- **WHAT TO PRODUCE**: The exercise asks for every line of the data to be reproduced exactly.

(Dataset entries on figures)
----
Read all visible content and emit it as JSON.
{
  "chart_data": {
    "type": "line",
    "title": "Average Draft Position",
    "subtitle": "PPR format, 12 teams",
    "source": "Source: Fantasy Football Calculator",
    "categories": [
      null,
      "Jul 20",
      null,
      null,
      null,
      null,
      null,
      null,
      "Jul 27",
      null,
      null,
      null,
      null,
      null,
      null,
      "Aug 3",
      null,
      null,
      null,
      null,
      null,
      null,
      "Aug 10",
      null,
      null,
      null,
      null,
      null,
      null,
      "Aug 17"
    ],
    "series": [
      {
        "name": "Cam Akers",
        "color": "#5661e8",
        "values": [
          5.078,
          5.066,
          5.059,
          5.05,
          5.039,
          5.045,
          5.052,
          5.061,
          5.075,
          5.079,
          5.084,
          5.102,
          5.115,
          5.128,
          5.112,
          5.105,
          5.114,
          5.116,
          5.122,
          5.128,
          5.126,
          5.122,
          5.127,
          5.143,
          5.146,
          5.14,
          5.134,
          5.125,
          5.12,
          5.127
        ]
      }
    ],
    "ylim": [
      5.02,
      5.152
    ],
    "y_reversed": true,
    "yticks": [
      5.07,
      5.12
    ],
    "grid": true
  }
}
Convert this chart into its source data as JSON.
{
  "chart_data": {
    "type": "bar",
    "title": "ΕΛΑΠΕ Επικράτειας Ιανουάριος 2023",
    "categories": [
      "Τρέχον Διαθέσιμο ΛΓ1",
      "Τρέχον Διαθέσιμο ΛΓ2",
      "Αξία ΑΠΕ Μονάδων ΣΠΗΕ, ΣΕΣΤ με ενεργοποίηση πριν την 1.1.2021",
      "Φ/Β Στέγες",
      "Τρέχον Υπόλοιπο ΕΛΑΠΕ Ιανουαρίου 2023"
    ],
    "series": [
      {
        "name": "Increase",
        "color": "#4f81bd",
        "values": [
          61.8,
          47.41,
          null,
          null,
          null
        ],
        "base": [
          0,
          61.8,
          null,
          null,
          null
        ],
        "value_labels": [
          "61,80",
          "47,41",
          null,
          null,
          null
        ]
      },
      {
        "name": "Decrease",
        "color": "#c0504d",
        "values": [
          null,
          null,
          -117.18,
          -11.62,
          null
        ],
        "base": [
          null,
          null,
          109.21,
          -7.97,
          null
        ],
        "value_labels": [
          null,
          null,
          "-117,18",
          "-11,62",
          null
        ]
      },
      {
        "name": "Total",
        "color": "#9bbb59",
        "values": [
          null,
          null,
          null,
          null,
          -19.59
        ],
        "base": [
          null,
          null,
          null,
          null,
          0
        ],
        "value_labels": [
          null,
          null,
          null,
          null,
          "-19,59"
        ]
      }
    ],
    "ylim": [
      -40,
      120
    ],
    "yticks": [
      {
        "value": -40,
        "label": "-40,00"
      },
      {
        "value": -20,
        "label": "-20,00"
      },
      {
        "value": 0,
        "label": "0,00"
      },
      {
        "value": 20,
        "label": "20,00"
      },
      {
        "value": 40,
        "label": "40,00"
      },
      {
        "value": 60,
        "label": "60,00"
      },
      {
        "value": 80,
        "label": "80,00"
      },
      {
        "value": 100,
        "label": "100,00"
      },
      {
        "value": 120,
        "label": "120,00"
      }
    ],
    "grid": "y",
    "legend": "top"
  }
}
----
- **EXERCISE RESULT**:
Read all visible content and emit it as JSON.
{
  "chart_data": {
    "type": "line",
    "title": "Average Draft Position",
    "subtitle": "PPR format, 12 teams",
    "source": "Source: Fantasy Football Calculator",
    "categories": [
      null,
      "Jul 20",
      null,
      null,
      null,
      null,
      null,
      null,
      "Jul 27",
      null,
      null,
      null,
      null,
      null,
      null,
      "Aug 3",
      null,
      null,
      null,
      null,
      null,
      null,
      "Aug 10",
      null,
      null,
      null,
      null,
      null,
      null,
      "Aug 17"
    ],
    "series": [
      {
        "name": "Cam Akers",
        "color": "#5661e8",
        "values": [
          5.078,
          5.066,
          5.059,
          5.05,
          5.039,
          5.045,
          5.052,
          5.061,
          5.075,
          5.079,
          5.084,
          5.102,
          5.115,
          5.128,
          5.112,
          5.105,
          5.114,
          5.116,
          5.122,
          5.128,
          5.126,
          5.122,
          5.127,
          5.143,
          5.146,
          5.14,
          5.134,
          5.125,
          5.12,
          5.127
        ]
      }
    ],
    "ylim": [
      5.02,
      5.152
    ],
    "y_reversed": true,
    "yticks": [
      5.07,
      5.12
    ],
    "grid": true
  }
}
Convert this chart into its source data as JSON.
{
  "chart_data": {
    "type": "bar",
    "title": "ΕΛΑΠΕ Επικράτειας Ιανουάριος 2023",
    "categories": [
      "Τρέχον Διαθέσιμο ΛΓ1",
      "Τρέχον Διαθέσιμο ΛΓ2",
      "Αξία ΑΠΕ Μονάδων ΣΠΗΕ, ΣΕΣΤ με ενεργοποίηση πριν την 1.1.2021",
      "Φ/Β Στέγες",
      "Τρέχον Υπόλοιπο ΕΛΑΠΕ Ιανουαρίου 2023"
    ],
    "series": [
      {
        "name": "Increase",
        "color": "#4f81bd",
        "values": [
          61.8,
          47.41,
          null,
          null,
          null
        ],
        "base": [
          0,
          61.8,
          null,
          null,
          null
        ],
        "value_labels": [
          "61,80",
          "47,41",
          null,
          null,
          null
        ]
      },
      {
        "name": "Decrease",
        "color": "#c0504d",
        "values": [
          null,
          null,
          -117.18,
          -11.62,
          null
        ],
        "base": [
          null,
          null,
          109.21,
          -7.97,
          null
        ],
        "value_labels": [
          null,
          null,
          "-117,18",
          "-11,62",
          null
        ]
      },
      {
        "name": "Total",
        "color": "#9bbb59",
        "values": [
          null,
          null,
          null,
          null,
          -19.59
        ],
        "base": [
          null,
          null,
          null,
          null,
          0
        ],
        "value_labels": [
          null,
          null,
          null,
          null,
          "-19,59"
        ]
      }
    ],
    "ylim": [
      -40,
      120
    ],
    "yticks": [
      {
        "value": -40,
        "label": "-40,00"
      },
      {
        "value": -20,
        "label": "-20,00"
      },
      {
        "value": 0,
        "label": "0,00"
      },
      {
        "value": 20,
        "label": "20,00"
      },
      {
        "value": 40,
        "label": "40,00"
      },
      {
        "value": 60,
        "label": "60,00"
      },
      {
        "value": 80,
        "label": "80,00"
      },
      {
        "value": 100,
        "label": "100,00"
      },
      {
        "value": 120,
        "label": "120,00"
      }
    ],
    "grid": "y",
    "legend": "top"
  }
}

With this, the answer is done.